Give every line below again, exactly.

- Listing -
━━━

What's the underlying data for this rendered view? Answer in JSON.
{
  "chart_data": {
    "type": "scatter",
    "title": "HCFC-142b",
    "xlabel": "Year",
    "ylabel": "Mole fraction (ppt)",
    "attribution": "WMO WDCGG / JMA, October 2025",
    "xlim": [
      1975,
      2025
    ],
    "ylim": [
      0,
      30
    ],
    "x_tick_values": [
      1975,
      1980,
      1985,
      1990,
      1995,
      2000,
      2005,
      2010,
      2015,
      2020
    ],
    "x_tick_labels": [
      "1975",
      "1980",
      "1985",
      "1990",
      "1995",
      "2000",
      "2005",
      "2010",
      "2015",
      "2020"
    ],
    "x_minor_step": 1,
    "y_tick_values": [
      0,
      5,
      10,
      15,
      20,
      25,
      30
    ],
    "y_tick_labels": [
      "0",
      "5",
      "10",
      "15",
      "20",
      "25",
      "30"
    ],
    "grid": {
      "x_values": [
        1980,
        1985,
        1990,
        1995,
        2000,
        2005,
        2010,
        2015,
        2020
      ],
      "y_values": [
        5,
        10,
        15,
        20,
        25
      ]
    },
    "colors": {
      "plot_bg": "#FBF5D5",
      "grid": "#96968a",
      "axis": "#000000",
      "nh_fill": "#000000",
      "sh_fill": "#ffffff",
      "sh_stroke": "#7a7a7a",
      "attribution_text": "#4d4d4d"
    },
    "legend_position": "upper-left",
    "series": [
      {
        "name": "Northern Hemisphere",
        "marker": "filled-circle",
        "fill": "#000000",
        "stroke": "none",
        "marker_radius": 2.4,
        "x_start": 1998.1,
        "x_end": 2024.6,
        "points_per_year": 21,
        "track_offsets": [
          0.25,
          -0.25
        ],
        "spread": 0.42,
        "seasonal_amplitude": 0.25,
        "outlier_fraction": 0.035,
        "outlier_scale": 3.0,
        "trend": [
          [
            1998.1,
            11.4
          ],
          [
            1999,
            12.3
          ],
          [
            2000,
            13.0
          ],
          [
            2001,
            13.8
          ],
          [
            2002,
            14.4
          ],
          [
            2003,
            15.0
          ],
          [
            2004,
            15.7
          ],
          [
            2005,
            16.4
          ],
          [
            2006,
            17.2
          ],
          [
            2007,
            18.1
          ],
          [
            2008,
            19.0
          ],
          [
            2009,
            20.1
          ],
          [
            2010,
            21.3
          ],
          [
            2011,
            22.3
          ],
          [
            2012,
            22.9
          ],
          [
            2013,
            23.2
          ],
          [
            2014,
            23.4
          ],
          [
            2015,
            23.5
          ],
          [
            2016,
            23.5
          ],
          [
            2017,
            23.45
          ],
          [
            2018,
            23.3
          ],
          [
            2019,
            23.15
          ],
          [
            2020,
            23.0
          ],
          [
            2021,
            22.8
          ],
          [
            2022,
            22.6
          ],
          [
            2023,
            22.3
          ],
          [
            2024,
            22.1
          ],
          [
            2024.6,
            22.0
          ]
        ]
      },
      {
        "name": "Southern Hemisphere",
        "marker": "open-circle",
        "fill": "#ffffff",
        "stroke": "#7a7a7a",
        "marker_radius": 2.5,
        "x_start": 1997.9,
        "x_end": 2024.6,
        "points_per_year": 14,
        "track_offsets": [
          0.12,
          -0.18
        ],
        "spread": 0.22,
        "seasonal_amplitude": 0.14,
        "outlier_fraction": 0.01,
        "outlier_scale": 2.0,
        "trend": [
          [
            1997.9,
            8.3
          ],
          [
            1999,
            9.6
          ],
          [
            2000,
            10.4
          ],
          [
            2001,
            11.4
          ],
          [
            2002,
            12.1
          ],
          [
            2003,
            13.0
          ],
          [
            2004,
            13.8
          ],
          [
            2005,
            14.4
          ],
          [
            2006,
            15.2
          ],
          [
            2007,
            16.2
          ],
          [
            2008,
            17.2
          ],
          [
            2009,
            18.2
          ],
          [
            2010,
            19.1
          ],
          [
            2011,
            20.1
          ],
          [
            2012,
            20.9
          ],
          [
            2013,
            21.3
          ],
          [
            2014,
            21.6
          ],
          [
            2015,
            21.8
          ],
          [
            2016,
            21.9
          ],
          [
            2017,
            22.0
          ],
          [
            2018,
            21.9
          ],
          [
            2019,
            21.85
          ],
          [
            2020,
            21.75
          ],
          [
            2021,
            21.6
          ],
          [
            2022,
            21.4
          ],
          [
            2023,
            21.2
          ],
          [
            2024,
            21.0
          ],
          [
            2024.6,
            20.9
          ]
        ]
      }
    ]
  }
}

━━━

- Response -
What's the underlying data for this rendered view? Answer in JSON.
{
  "chart_data": {
    "type": "scatter",
    "title": "HCFC-142b",
    "xlabel": "Year",
    "ylabel": "Mole fraction (ppt)",
    "attribution": "WMO WDCGG / JMA, October 2025",
    "xlim": [
      1975,
      2025
    ],
    "ylim": [
      0,
      30
    ],
    "x_tick_values": [
      1975,
      1980,
      1985,
      1990,
      1995,
      2000,
      2005,
      2010,
      2015,
      2020
    ],
    "x_tick_labels": [
      "1975",
      "1980",
      "1985",
      "1990",
      "1995",
      "2000",
      "2005",
      "2010",
      "2015",
      "2020"
    ],
    "x_minor_step": 1,
    "y_tick_values": [
      0,
      5,
      10,
      15,
      20,
      25,
      30
    ],
    "y_tick_labels": [
      "0",
      "5",
      "10",
      "15",
      "20",
      "25",
      "30"
    ],
    "grid": {
      "x_values": [
        1980,
        1985,
        1990,
        1995,
        2000,
        2005,
        2010,
        2015,
        2020
      ],
      "y_values": [
        5,
        10,
        15,
        20,
        25
      ]
    },
    "colors": {
      "plot_bg": "#FBF5D5",
      "grid": "#96968a",
      "axis": "#000000",
      "nh_fill": "#000000",
      "sh_fill": "#ffffff",
      "sh_stroke": "#7a7a7a",
      "attribution_text": "#4d4d4d"
    },
    "legend_position": "upper-left",
    "series": [
      {
        "name": "Northern Hemisphere",
        "marker": "filled-circle",
        "fill": "#000000",
        "stroke": "none",
        "marker_radius": 2.4,
        "x_start": 1998.1,
        "x_end": 2024.6,
        "points_per_year": 21,
        "track_offsets": [
          0.25,
          -0.25
        ],
        "spread": 0.42,
        "seasonal_amplitude": 0.25,
        "outlier_fraction": 0.035,
        "outlier_scale": 3.0,
        "trend": [
          [
            1998.1,
            11.4
          ],
          [
            1999,
            12.3
          ],
          [
            2000,
            13.0
          ],
          [
            2001,
            13.8
          ],
          [
            2002,
            14.4
          ],
          [
            2003,
            15.0
          ],
          [
            2004,
            15.7
          ],
          [
            2005,
            16.4
          ],
          [
            2006,
            17.2
          ],
          [
            2007,
            18.1
          ],
          [
            2008,
            19.0
          ],
          [
            2009,
            20.1
          ],
          [
            2010,
            21.3
          ],
          [
            2011,
            22.3
          ],
          [
            2012,
            22.9
          ],
          [
            2013,
            23.2
          ],
          [
            2014,
            23.4
          ],
          [
            2015,
            23.5
          ],
          [
            2016,
            23.5
          ],
          [
            2017,
            23.45
          ],
          [
            2018,
            23.3
          ],
          [
            2019,
            23.15
          ],
          [
            2020,
            23.0
          ],
          [
            2021,
            22.8
          ],
          [
            2022,
            22.6
          ],
          [
            2023,
            22.3
          ],
          [
            2024,
            22.1
          ],
          [
            2024.6,
            22.0
          ]
        ]
      },
      {
        "name": "Southern Hemisphere",
        "marker": "open-circle",
        "fill": "#ffffff",
        "stroke": "#7a7a7a",
        "marker_radius": 2.5,
        "x_start": 1997.9,
        "x_end": 2024.6,
        "points_per_year": 14,
        "track_offsets": [
          0.12,
          -0.18
        ],
        "spread": 0.22,
        "seasonal_amplitude": 0.14,
        "outlier_fraction": 0.01,
        "outlier_scale": 2.0,
        "trend": [
          [
            1997.9,
            8.3
          ],
          [
            1999,
            9.6
          ],
          [
            2000,
            10.4
          ],
          [
            2001,
            11.4
          ],
          [
            2002,
            12.1
          ],
          [
            2003,
            13.0
          ],
          [
            2004,
            13.8
          ],
          [
            2005,
            14.4
          ],
          [
            2006,
            15.2
          ],
          [
            2007,
            16.2
          ],
          [
            2008,
            17.2
          ],
          [
            2009,
            18.2
          ],
          [
            2010,
            19.1
          ],
          [
            2011,
            20.1
          ],
          [
            2012,
            20.9
          ],
          [
            2013,
            21.3
          ],
          [
            2014,
            21.6
          ],
          [
            2015,
            21.8
          ],
          [
            2016,
            21.9
          ],
          [
            2017,
            22.0
          ],
          [
            2018,
            21.9
          ],
          [
            2019,
            21.85
          ],
          [
            2020,
            21.75
          ],
          [
            2021,
            21.6
          ],
          [
            2022,
            21.4
          ],
          [
            2023,
            21.2
          ],
          [
            2024,
            21.0
          ],
          [
            2024.6,
            20.9
          ]
        ]
      }
    ]
  }
}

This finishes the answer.